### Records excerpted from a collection
- - -

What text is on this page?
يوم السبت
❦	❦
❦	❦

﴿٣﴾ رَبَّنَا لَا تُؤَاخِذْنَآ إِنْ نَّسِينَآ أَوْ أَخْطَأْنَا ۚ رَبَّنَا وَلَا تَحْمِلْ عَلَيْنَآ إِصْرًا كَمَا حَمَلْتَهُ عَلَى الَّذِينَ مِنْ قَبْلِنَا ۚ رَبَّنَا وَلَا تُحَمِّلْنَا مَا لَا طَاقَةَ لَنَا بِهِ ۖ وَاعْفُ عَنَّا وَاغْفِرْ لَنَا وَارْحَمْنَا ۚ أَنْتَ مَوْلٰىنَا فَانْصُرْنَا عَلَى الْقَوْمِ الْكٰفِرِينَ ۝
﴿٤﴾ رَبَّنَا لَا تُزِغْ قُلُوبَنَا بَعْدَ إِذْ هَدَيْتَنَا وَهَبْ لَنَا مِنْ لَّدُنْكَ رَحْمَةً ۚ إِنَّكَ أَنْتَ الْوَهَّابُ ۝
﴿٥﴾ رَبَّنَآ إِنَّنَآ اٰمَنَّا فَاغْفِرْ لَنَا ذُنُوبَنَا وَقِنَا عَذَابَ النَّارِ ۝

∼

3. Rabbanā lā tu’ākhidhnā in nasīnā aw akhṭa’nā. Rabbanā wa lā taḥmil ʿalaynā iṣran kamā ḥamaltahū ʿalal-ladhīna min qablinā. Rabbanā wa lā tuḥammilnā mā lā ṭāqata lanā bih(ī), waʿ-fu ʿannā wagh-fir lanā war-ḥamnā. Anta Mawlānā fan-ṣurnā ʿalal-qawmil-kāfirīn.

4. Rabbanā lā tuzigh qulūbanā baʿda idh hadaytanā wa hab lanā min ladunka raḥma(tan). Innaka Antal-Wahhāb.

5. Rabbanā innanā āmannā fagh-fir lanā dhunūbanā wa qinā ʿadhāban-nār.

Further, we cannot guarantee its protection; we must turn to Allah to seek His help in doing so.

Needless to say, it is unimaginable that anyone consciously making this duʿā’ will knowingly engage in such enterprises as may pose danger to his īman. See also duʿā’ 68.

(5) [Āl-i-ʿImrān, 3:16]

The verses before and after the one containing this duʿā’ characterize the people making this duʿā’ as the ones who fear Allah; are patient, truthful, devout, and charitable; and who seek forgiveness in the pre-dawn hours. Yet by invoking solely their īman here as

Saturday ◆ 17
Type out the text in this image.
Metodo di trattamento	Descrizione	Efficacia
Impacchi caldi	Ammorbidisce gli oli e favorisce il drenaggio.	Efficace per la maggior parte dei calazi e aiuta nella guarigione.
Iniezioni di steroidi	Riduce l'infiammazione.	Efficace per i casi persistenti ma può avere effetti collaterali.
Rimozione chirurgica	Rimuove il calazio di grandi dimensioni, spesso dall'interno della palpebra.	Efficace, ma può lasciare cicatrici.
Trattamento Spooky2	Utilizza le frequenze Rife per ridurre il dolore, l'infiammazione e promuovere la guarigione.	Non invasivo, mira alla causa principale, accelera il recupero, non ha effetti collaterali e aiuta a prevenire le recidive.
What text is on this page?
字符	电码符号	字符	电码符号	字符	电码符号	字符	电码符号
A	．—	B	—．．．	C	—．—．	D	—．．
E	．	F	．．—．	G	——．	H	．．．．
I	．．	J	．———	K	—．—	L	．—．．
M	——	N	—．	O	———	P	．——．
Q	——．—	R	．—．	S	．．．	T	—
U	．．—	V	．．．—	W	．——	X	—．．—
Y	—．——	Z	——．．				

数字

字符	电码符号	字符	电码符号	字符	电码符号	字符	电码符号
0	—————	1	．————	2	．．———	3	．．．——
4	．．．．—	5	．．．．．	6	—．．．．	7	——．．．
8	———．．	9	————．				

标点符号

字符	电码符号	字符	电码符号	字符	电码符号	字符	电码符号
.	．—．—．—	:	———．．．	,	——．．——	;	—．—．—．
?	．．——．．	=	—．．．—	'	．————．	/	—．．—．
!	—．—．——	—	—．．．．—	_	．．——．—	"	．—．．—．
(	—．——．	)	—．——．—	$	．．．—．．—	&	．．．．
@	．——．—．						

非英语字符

- - -

### The exercise
Write all of the records out again exactly.

### Answer below
What text is on this page?
يوم السبت
❦	❦
❦	❦

﴿٣﴾ رَبَّنَا لَا تُؤَاخِذْنَآ إِنْ نَّسِينَآ أَوْ أَخْطَأْنَا ۚ رَبَّنَا وَلَا تَحْمِلْ عَلَيْنَآ إِصْرًا كَمَا حَمَلْتَهُ عَلَى الَّذِينَ مِنْ قَبْلِنَا ۚ رَبَّنَا وَلَا تُحَمِّلْنَا مَا لَا طَاقَةَ لَنَا بِهِ ۖ وَاعْفُ عَنَّا وَاغْفِرْ لَنَا وَارْحَمْنَا ۚ أَنْتَ مَوْلٰىنَا فَانْصُرْنَا عَلَى الْقَوْمِ الْكٰفِرِينَ ۝
﴿٤﴾ رَبَّنَا لَا تُزِغْ قُلُوبَنَا بَعْدَ إِذْ هَدَيْتَنَا وَهَبْ لَنَا مِنْ لَّدُنْكَ رَحْمَةً ۚ إِنَّكَ أَنْتَ الْوَهَّابُ ۝
﴿٥﴾ رَبَّنَآ إِنَّنَآ اٰمَنَّا فَاغْفِرْ لَنَا ذُنُوبَنَا وَقِنَا عَذَابَ النَّارِ ۝

∼

3. Rabbanā lā tu’ākhidhnā in nasīnā aw akhṭa’nā. Rabbanā wa lā taḥmil ʿalaynā iṣran kamā ḥamaltahū ʿalal-ladhīna min qablinā. Rabbanā wa lā tuḥammilnā mā lā ṭāqata lanā bih(ī), waʿ-fu ʿannā wagh-fir lanā war-ḥamnā. Anta Mawlānā fan-ṣurnā ʿalal-qawmil-kāfirīn.

4. Rabbanā lā tuzigh qulūbanā baʿda idh hadaytanā wa hab lanā min ladunka raḥma(tan). Innaka Antal-Wahhāb.

5. Rabbanā innanā āmannā fagh-fir lanā dhunūbanā wa qinā ʿadhāban-nār.

Further, we cannot guarantee its protection; we must turn to Allah to seek His help in doing so.

Needless to say, it is unimaginable that anyone consciously making this duʿā’ will knowingly engage in such enterprises as may pose danger to his īman. See also duʿā’ 68.

(5) [Āl-i-ʿImrān, 3:16]

The verses before and after the one containing this duʿā’ characterize the people making this duʿā’ as the ones who fear Allah; are patient, truthful, devout, and charitable; and who seek forgiveness in the pre-dawn hours. Yet by invoking solely their īman here as

Saturday ◆ 17
Type out the text in this image.
Metodo di trattamento	Descrizione	Efficacia
Impacchi caldi	Ammorbidisce gli oli e favorisce il drenaggio.	Efficace per la maggior parte dei calazi e aiuta nella guarigione.
Iniezioni di steroidi	Riduce l'infiammazione.	Efficace per i casi persistenti ma può avere effetti collaterali.
Rimozione chirurgica	Rimuove il calazio di grandi dimensioni, spesso dall'interno della palpebra.	Efficace, ma può lasciare cicatrici.
Trattamento Spooky2	Utilizza le frequenze Rife per ridurre il dolore, l'infiammazione e promuovere la guarigione.	Non invasivo, mira alla causa principale, accelera il recupero, non ha effetti collaterali e aiuta a prevenire le recidive.
What text is on this page?
字符	电码符号	字符	电码符号	字符	电码符号	字符	电码符号
A	．—	B	—．．．	C	—．—．	D	—．．
E	．	F	．．—．	G	——．	H	．．．．
I	．．	J	．———	K	—．—	L	．—．．
M	——	N	—．	O	———	P	．——．
Q	——．—	R	．—．	S	．．．	T	—
U	．．—	V	．．．—	W	．——	X	—．．—
Y	—．——	Z	——．．				

数字

字符	电码符号	字符	电码符号	字符	电码符号	字符	电码符号
0	—————	1	．————	2	．．———	3	．．．——
4	．．．．—	5	．．．．．	6	—．．．．	7	——．．．
8	———．．	9	————．				

标点符号

字符	电码符号	字符	电码符号	字符	电码符号	字符	电码符号
.	．—．—．—	:	———．．．	,	——．．——	;	—．—．—．
?	．．——．．	=	—．．．—	'	．————．	/	—．．—．
!	—．—．——	—	—．．．．—	_	．．——．—	"	．—．．—．
(	—．——．	)	—．——．—	$	．．．—．．—	&	．．．．
@	．——．—．						

非英语字符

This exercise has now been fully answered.